*Given request*: Comb through the entries for "values" and pull out each line that holds it.

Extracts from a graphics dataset
◆ ◆ ◆ ◆ ◆ ◆ ◆

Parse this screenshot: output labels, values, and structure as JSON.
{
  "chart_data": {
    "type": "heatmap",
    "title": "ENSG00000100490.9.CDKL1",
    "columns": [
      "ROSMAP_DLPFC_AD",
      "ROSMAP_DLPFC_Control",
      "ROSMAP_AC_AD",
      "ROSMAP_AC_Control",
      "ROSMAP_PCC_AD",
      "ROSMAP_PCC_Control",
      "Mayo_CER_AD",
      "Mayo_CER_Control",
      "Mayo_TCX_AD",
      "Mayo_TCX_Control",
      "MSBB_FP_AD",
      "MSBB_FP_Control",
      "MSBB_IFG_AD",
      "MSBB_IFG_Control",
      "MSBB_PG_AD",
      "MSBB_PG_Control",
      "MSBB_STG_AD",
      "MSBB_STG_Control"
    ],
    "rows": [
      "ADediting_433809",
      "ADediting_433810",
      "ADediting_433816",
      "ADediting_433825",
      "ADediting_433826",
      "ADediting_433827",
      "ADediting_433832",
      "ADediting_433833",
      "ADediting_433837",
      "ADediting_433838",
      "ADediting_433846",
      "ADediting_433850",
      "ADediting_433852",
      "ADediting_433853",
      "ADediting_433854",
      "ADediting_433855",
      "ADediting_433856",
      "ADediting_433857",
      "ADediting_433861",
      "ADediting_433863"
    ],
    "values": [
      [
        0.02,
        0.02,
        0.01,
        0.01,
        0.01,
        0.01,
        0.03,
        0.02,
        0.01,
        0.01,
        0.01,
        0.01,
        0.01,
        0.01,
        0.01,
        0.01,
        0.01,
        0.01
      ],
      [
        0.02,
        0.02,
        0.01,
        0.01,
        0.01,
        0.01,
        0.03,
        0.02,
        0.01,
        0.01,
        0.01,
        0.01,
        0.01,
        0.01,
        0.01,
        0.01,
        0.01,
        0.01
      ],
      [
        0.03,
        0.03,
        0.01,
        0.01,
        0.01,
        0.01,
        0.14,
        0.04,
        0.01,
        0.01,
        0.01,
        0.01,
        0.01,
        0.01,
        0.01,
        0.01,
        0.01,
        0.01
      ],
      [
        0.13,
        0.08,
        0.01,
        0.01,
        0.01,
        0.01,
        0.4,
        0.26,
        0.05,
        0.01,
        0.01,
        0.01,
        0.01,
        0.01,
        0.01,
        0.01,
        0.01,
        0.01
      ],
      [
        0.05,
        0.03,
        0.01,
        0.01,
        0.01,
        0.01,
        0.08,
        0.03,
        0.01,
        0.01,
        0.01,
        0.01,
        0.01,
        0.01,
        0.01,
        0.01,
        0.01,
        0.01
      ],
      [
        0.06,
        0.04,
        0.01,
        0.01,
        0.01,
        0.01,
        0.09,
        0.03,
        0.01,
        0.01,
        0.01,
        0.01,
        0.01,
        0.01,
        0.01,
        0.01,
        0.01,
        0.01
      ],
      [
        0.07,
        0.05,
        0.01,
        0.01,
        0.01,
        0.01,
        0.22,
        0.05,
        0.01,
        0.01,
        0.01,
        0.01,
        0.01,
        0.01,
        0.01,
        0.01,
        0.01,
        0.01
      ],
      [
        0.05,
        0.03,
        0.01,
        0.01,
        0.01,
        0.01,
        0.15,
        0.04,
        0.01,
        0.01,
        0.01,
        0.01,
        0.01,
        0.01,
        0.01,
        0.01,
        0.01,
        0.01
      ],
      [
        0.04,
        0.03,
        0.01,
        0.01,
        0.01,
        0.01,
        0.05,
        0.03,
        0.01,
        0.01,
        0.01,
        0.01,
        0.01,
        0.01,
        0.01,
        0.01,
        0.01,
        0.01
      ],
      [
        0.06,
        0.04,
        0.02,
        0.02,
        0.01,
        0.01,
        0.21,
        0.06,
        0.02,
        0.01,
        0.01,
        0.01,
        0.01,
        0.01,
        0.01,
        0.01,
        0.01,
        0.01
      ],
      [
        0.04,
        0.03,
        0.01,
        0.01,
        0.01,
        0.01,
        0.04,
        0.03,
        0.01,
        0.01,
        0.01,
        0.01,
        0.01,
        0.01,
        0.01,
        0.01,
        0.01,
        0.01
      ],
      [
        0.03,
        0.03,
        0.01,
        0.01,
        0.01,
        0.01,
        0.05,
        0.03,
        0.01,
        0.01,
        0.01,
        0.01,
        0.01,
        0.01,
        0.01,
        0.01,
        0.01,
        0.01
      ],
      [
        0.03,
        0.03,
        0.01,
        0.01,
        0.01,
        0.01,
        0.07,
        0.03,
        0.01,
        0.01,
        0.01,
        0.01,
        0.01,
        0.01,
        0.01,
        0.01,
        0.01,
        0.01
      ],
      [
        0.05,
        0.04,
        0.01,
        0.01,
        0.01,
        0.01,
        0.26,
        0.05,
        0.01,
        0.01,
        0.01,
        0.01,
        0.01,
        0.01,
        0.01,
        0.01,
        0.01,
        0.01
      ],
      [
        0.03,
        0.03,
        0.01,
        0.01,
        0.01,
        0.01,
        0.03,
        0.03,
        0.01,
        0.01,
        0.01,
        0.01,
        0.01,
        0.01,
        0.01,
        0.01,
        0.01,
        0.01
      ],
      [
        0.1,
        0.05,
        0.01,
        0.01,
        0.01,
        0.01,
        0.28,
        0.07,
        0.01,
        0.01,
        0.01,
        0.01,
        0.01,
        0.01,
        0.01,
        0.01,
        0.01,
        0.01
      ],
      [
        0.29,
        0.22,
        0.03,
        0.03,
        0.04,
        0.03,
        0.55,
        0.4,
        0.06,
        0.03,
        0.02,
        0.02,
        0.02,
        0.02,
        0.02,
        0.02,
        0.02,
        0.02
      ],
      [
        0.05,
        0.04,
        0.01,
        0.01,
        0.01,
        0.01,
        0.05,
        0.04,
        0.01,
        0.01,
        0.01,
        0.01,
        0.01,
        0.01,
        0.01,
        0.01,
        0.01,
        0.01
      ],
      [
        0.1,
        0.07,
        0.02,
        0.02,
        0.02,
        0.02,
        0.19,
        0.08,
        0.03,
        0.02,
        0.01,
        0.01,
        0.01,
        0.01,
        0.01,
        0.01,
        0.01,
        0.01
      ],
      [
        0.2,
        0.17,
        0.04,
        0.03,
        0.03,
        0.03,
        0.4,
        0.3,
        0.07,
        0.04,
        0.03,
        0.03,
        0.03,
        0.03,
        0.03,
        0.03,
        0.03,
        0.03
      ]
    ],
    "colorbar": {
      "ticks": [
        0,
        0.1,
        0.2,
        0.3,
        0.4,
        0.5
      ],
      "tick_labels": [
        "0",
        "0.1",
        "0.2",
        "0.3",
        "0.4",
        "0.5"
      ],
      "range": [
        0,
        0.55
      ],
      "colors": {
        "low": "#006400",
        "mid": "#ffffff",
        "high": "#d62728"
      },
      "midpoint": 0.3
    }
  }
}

◆ ◆ ◆ ◆ ◆ ◆ ◆

*Result*:
Parse this screenshot: output labels, values, and structure as JSON.
    "values": [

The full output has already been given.